[Stored records]
----

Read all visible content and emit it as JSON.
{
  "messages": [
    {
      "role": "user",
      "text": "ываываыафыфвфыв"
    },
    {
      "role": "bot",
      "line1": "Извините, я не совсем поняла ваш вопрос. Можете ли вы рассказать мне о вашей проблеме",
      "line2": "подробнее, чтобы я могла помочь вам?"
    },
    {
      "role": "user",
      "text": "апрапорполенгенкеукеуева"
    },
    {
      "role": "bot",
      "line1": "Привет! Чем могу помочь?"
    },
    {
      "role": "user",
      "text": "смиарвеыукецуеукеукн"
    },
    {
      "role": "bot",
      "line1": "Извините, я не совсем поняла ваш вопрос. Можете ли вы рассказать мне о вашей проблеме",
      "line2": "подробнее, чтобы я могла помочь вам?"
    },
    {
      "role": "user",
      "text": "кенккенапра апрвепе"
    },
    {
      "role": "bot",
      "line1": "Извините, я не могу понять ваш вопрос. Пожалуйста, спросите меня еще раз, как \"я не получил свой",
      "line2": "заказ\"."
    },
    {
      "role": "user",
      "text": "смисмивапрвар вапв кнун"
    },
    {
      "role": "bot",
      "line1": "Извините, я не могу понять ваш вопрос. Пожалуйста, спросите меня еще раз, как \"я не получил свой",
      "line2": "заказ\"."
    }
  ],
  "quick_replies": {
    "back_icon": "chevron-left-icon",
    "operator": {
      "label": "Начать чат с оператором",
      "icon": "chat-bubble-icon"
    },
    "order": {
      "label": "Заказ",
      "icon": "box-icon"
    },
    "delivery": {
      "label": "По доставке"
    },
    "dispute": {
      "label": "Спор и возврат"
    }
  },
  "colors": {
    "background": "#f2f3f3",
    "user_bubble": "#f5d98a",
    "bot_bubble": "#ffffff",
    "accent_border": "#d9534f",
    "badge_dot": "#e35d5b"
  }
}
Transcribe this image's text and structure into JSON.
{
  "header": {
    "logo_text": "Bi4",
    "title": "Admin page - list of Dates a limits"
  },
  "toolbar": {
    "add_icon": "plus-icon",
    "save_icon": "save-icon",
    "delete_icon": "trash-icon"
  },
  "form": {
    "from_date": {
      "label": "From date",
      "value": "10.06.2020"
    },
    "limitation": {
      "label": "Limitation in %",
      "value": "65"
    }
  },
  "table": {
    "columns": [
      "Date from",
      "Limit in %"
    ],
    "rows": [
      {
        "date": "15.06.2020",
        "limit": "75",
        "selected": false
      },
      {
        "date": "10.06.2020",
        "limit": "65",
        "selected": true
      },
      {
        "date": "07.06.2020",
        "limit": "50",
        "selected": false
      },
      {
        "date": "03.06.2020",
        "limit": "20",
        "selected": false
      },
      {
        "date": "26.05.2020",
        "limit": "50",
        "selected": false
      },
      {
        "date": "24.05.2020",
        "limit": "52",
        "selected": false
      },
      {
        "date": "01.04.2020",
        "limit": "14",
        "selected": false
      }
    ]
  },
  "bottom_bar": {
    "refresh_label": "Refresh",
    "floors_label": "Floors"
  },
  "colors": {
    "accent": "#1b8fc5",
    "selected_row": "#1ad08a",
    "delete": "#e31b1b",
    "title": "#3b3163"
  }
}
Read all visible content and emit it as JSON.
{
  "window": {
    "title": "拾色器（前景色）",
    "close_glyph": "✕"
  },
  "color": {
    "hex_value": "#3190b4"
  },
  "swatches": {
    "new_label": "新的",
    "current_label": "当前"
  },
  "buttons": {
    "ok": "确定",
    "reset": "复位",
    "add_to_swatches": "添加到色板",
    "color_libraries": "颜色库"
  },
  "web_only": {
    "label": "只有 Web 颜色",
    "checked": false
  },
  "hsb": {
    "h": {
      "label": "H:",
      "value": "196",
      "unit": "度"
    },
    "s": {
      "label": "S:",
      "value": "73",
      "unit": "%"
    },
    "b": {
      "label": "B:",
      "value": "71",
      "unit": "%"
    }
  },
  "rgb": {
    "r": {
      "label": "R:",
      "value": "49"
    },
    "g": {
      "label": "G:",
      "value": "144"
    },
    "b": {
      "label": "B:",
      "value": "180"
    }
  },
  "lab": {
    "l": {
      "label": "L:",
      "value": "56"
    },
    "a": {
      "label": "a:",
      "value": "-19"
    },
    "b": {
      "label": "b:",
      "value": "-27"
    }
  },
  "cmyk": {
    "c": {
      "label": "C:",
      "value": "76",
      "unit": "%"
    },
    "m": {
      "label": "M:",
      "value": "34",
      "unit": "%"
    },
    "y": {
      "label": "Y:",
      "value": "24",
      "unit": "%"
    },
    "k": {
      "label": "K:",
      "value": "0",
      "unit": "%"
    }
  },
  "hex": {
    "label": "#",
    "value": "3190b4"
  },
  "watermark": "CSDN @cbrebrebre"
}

----

Reproduce each entry from the records above, character for character.

» Response below:
Read all visible content and emit it as JSON.
{
  "messages": [
    {
      "role": "user",
      "text": "ываываыафыфвфыв"
    },
    {
      "role": "bot",
      "line1": "Извините, я не совсем поняла ваш вопрос. Можете ли вы рассказать мне о вашей проблеме",
      "line2": "подробнее, чтобы я могла помочь вам?"
    },
    {
      "role": "user",
      "text": "апрапорполенгенкеукеуева"
    },
    {
      "role": "bot",
      "line1": "Привет! Чем могу помочь?"
    },
    {
      "role": "user",
      "text": "смиарвеыукецуеукеукн"
    },
    {
      "role": "bot",
      "line1": "Извините, я не совсем поняла ваш вопрос. Можете ли вы рассказать мне о вашей проблеме",
      "line2": "подробнее, чтобы я могла помочь вам?"
    },
    {
      "role": "user",
      "text": "кенккенапра апрвепе"
    },
    {
      "role": "bot",
      "line1": "Извините, я не могу понять ваш вопрос. Пожалуйста, спросите меня еще раз, как \"я не получил свой",
      "line2": "заказ\"."
    },
    {
      "role": "user",
      "text": "смисмивапрвар вапв кнун"
    },
    {
      "role": "bot",
      "line1": "Извините, я не могу понять ваш вопрос. Пожалуйста, спросите меня еще раз, как \"я не получил свой",
      "line2": "заказ\"."
    }
  ],
  "quick_replies": {
    "back_icon": "chevron-left-icon",
    "operator": {
      "label": "Начать чат с оператором",
      "icon": "chat-bubble-icon"
    },
    "order": {
      "label": "Заказ",
      "icon": "box-icon"
    },
    "delivery": {
      "label": "По доставке"
    },
    "dispute": {
      "label": "Спор и возврат"
    }
  },
  "colors": {
    "background": "#f2f3f3",
    "user_bubble": "#f5d98a",
    "bot_bubble": "#ffffff",
    "accent_border": "#d9534f",
    "badge_dot": "#e35d5b"
  }
}
Transcribe this image's text and structure into JSON.
{
  "header": {
    "logo_text": "Bi4",
    "title": "Admin page - list of Dates a limits"
  },
  "toolbar": {
    "add_icon": "plus-icon",
    "save_icon": "save-icon",
    "delete_icon": "trash-icon"
  },
  "form": {
    "from_date": {
      "label": "From date",
      "value": "10.06.2020"
    },
    "limitation": {
      "label": "Limitation in %",
      "value": "65"
    }
  },
  "table": {
    "columns": [
      "Date from",
      "Limit in %"
    ],
    "rows": [
      {
        "date": "15.06.2020",
        "limit": "75",
        "selected": false
      },
      {
        "date": "10.06.2020",
        "limit": "65",
        "selected": true
      },
      {
        "date": "07.06.2020",
        "limit": "50",
        "selected": false
      },
      {
        "date": "03.06.2020",
        "limit": "20",
        "selected": false
      },
      {
        "date": "26.05.2020",
        "limit": "50",
        "selected": false
      },
      {
        "date": "24.05.2020",
        "limit": "52",
        "selected": false
      },
      {
        "date": "01.04.2020",
        "limit": "14",
        "selected": false
      }
    ]
  },
  "bottom_bar": {
    "refresh_label": "Refresh",
    "floors_label": "Floors"
  },
  "colors": {
    "accent": "#1b8fc5",
    "selected_row": "#1ad08a",
    "delete": "#e31b1b",
    "title": "#3b3163"
  }
}
Read all visible content and emit it as JSON.
{
  "window": {
    "title": "拾色器（前景色）",
    "close_glyph": "✕"
  },
  "color": {
    "hex_value": "#3190b4"
  },
  "swatches": {
    "new_label": "新的",
    "current_label": "当前"
  },
  "buttons": {
    "ok": "确定",
    "reset": "复位",
    "add_to_swatches": "添加到色板",
    "color_libraries": "颜色库"
  },
  "web_only": {
    "label": "只有 Web 颜色",
    "checked": false
  },
  "hsb": {
    "h": {
      "label": "H:",
      "value": "196",
      "unit": "度"
    },
    "s": {
      "label": "S:",
      "value": "73",
      "unit": "%"
    },
    "b": {
      "label": "B:",
      "value": "71",
      "unit": "%"
    }
  },
  "rgb": {
    "r": {
      "label": "R:",
      "value": "49"
    },
    "g": {
      "label": "G:",
      "value": "144"
    },
    "b": {
      "label": "B:",
      "value": "180"
    }
  },
  "lab": {
    "l": {
      "label": "L:",
      "value": "56"
    },
    "a": {
      "label": "a:",
      "value": "-19"
    },
    "b": {
      "label": "b:",
      "value": "-27"
    }
  },
  "cmyk": {
    "c": {
      "label": "C:",
      "value": "76",
      "unit": "%"
    },
    "m": {
      "label": "M:",
      "value": "34",
      "unit": "%"
    },
    "y": {
      "label": "Y:",
      "value": "24",
      "unit": "%"
    },
    "k": {
      "label": "K:",
      "value": "0",
      "unit": "%"
    }
  },
  "hex": {
    "label": "#",
    "value": "3190b4"
  },
  "watermark": "CSDN @cbrebrebre"
}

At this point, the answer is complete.